Go over the listing below line by line and tally those containing "text". Give only the tally.

[DATA FOR THIS TASK start]

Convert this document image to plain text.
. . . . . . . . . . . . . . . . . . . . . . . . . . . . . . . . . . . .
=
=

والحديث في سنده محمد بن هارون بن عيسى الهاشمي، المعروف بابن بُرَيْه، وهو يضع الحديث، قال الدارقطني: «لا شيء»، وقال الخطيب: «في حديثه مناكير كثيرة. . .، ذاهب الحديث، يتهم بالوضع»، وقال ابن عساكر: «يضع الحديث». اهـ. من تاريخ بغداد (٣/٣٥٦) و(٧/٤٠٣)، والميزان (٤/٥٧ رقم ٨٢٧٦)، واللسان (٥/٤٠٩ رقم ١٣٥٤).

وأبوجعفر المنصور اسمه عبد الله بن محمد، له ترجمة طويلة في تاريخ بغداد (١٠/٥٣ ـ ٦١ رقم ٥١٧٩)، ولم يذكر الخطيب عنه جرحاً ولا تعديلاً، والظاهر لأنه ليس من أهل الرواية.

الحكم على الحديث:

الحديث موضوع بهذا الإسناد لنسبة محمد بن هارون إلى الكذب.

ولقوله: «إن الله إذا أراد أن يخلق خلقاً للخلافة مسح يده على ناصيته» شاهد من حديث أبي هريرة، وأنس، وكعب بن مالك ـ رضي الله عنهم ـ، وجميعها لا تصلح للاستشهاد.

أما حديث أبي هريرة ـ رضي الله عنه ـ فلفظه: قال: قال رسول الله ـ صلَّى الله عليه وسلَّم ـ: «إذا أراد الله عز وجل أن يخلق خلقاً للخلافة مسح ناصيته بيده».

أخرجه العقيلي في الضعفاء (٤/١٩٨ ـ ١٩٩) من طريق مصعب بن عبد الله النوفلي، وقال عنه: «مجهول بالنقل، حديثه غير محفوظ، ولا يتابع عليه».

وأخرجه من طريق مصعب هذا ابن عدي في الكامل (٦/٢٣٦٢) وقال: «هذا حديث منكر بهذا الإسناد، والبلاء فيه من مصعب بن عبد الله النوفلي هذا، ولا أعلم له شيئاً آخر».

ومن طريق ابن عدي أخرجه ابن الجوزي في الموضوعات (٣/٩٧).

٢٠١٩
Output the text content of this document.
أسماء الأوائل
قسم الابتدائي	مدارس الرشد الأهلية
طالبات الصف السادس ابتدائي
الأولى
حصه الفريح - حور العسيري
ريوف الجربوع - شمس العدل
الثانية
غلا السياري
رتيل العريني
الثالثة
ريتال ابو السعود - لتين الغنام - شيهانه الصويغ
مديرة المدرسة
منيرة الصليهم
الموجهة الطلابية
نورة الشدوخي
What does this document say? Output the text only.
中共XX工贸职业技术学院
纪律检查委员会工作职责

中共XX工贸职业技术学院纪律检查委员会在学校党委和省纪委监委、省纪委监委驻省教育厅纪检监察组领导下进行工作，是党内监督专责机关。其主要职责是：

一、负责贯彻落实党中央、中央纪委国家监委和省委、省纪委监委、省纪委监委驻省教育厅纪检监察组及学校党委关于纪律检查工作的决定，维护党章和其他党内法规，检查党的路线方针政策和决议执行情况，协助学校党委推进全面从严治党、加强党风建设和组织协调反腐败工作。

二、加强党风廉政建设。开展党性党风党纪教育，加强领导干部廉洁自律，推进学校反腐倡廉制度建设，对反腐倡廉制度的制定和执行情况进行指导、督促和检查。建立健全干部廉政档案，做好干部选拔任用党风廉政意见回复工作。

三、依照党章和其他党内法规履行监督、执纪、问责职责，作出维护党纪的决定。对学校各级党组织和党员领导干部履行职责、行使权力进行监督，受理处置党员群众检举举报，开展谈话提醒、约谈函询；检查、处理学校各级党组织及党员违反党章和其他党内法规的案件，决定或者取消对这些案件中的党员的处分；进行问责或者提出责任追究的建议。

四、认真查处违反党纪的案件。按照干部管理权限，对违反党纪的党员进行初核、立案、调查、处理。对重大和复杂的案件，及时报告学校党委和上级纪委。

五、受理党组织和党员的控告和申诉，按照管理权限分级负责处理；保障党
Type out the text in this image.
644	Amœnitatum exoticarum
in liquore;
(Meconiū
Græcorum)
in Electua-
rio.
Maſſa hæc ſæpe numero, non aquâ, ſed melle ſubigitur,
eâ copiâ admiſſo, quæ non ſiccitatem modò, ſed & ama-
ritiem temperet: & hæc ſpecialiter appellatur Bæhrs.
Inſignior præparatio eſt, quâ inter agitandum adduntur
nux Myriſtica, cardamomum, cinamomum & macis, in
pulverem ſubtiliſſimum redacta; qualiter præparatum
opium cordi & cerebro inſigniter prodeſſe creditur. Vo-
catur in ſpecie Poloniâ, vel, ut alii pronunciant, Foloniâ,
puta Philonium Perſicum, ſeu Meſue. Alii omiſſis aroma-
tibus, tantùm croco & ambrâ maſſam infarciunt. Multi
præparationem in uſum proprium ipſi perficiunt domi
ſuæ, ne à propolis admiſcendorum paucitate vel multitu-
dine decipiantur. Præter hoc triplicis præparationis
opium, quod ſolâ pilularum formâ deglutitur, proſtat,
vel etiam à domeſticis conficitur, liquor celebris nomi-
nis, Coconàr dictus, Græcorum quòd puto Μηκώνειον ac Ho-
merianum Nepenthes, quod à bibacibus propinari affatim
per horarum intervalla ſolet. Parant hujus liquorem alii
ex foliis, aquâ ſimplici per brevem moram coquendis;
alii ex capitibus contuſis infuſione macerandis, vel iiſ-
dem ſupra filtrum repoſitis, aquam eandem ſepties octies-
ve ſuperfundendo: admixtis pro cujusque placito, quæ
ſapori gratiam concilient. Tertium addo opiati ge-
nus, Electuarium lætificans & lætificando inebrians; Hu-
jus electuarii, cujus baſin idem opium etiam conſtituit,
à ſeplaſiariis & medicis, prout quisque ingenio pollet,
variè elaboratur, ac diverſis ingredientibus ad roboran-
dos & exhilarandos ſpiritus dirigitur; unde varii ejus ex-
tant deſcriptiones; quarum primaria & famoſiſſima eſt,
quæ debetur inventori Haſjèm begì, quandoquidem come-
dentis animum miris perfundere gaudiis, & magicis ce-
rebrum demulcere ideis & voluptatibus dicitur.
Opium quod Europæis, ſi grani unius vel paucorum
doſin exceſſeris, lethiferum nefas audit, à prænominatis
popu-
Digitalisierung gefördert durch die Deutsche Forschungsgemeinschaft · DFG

[DATA FOR THIS TASK end]

ANSWER IN FULL: 4